◆ **Text provided**:
Sampling and Simulation

Sampling in R

Goals

In this tutorial, we will talk about

  • Sampling (with and without replacement) from a vector or data frame.
  • Creating a "for" loop to simulate a process many times
  • Iteratively saving results that we generated inside a "for" loop
  • Summarizing results that we iteratively saved from a "for" loop

The sample function

The sample function lets us take a random sample of observations from a vector. There are 3 arguments you should know about when using it:

  • x: the vector that you wish to sample from
  • size: how many observations you wish to sample from x
  • replace: whether you wish to sample with or without replacement

An example

Consider the following vector of length 13, representing people's weights in lbs

weights = c(96, 102, 116, 119, 131, 135, 142, 157, 165, 180, 185, 187, 225)

◆ **Dataset section**:
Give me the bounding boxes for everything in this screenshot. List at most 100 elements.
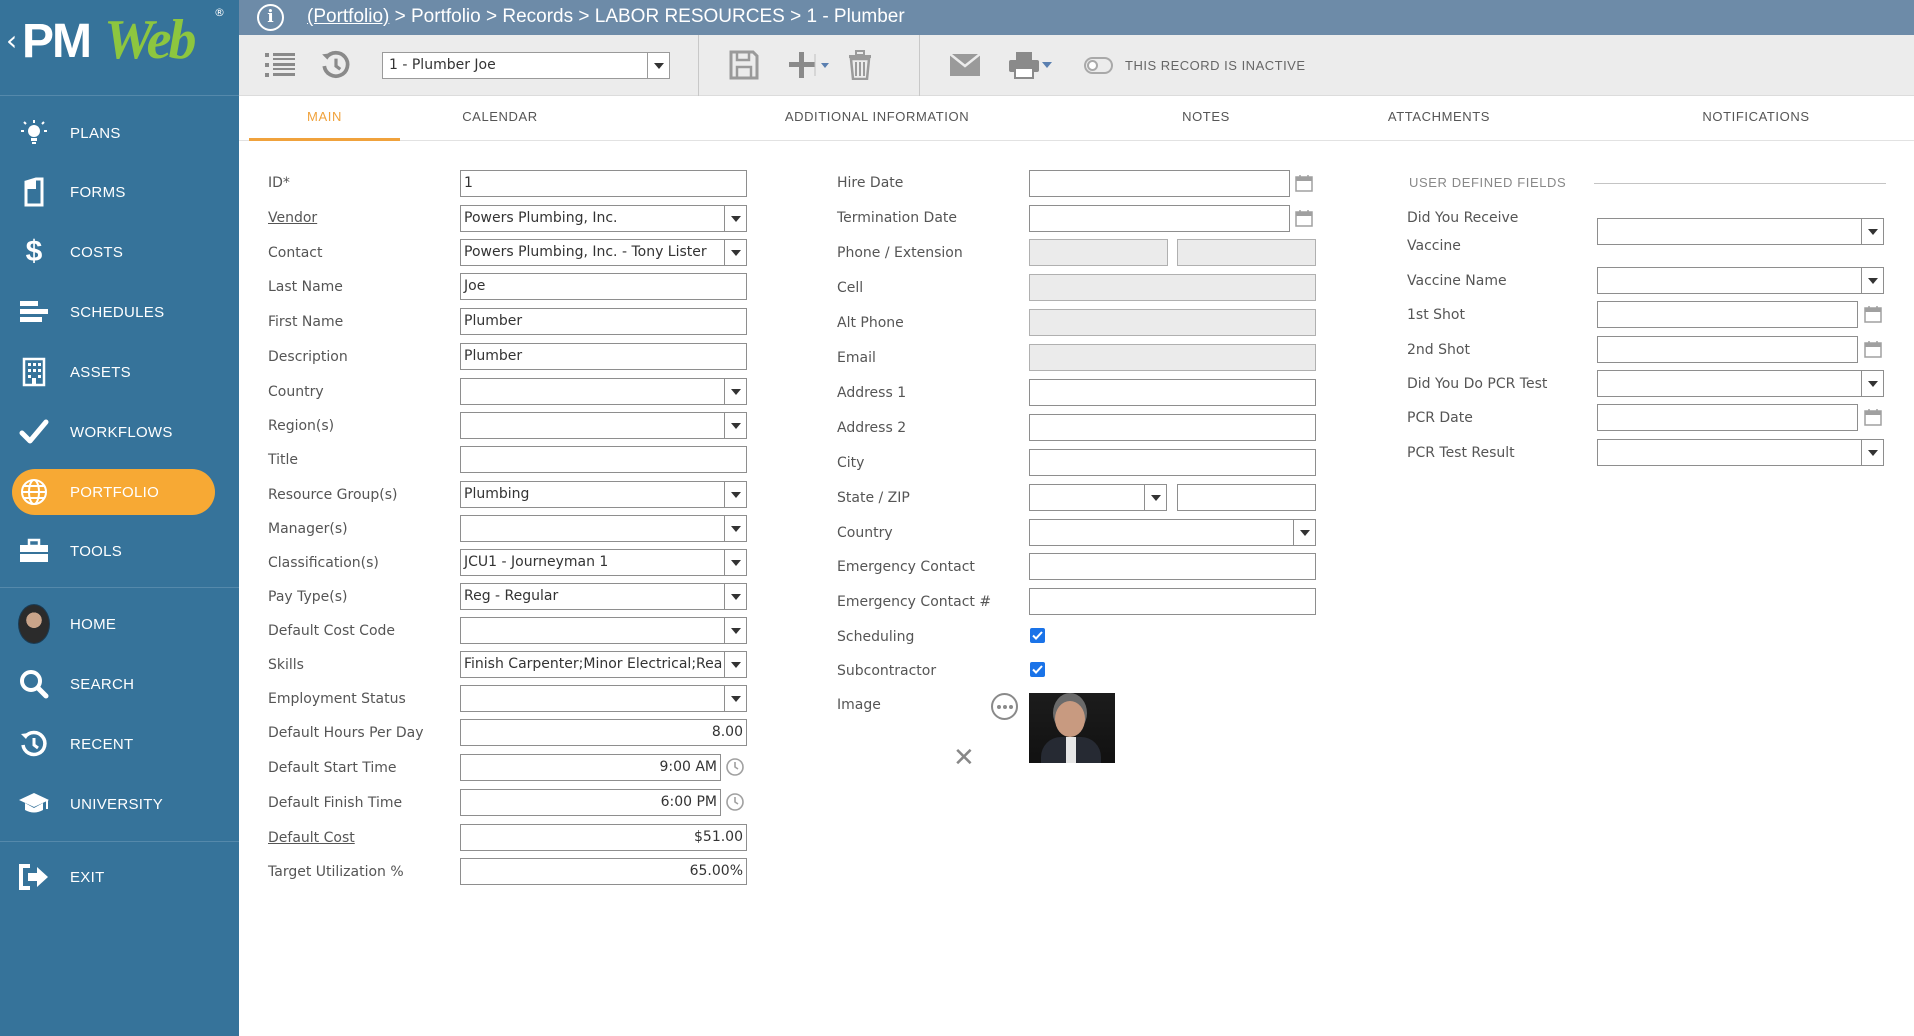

◆ **What the task requires**: In the tutorial on sampling in R, shorten the paragraph that begins "The sample function lets us take a random sample" together with the three arguments it lists. The material isn't needed for this.

◆ **Solution**: The sample function draws a random sample of observations from a vector. It takes three key arguments: x (the vector to sample from), size (how many observations to draw), and replace (whether to sample with or without replacement).